**Records provided:**

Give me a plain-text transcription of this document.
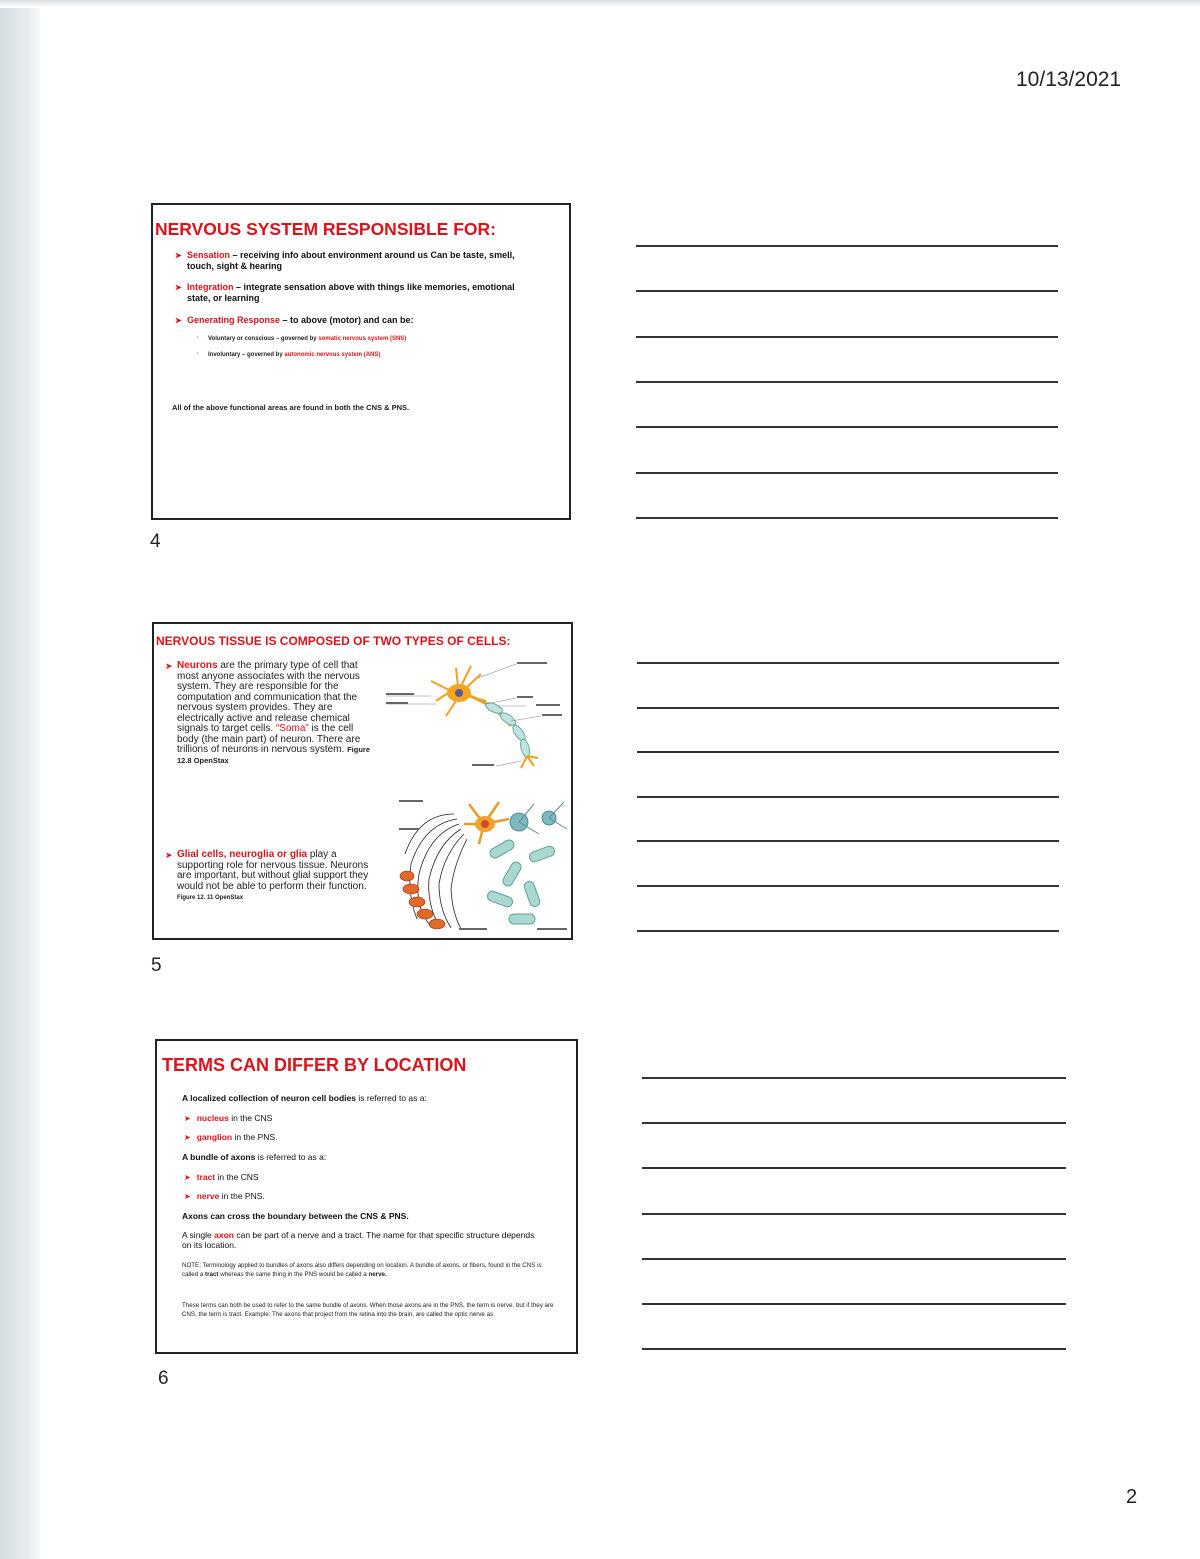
10/13/2021
NERVOUS SYSTEM RESPONSIBLE FOR:
➤ Sensation – receiving info about environment around us Can be taste, smell, touch, sight & hearing
➤ Integration – integrate sensation above with things like memories, emotional state, or learning
➤ Generating Response – to above (motor) and can be:
· Voluntary or conscious – governed by somatic nervous system (SNS)
· Involuntary – governed by autonomic nervous system (ANS)
All of the above functional areas are found in both the CNS & PNS.
4
NERVOUS TISSUE IS COMPOSED OF TWO TYPES OF CELLS:
➤ Neurons are the primary type of cell that most anyone associates with the nervous system. They are responsible for the computation and communication that the nervous system provides. They are electrically active and release chemical signals to target cells. “Soma” is the cell body (the main part) of neuron. There are trillions of neurons in nervous system. Figure 12.8 OpenStax
➤ Glial cells, neuroglia or glia play a supporting role for nervous tissue. Neurons are important, but without glial support they would not be able to perform their function. Figure 12. 11 OpenStax
5
TERMS CAN DIFFER BY LOCATION
A localized collection of neuron cell bodies is referred to as a:
➤ nucleus in the CNS
➤ ganglion in the PNS.
A bundle of axons is referred to as a:
➤ tract in the CNS
➤ nerve in the PNS.
Axons can cross the boundary between the CNS & PNS.
A single axon can be part of a nerve and a tract. The name for that specific structure depends on its location.
NOTE: Terminology applied to bundles of axons also differs depending on location. A bundle of axons, or fibers, found in the CNS is called a tract whereas the same thing in the PNS would be called a nerve.
These terms can both be used to refer to the same bundle of axons. When those axons are in the PNS, the term is nerve, but if they are CNS, the term is tract. Example: The axons that project from the retina into the brain, are called the optic nerve as
6
2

**What you need to do:** Search the entries for the word "governed" and pick out every line that holds it.

**Solution:**
· Voluntary or conscious – governed by somatic nervous system (SNS)
· Involuntary – governed by autonomic nervous system (ANS)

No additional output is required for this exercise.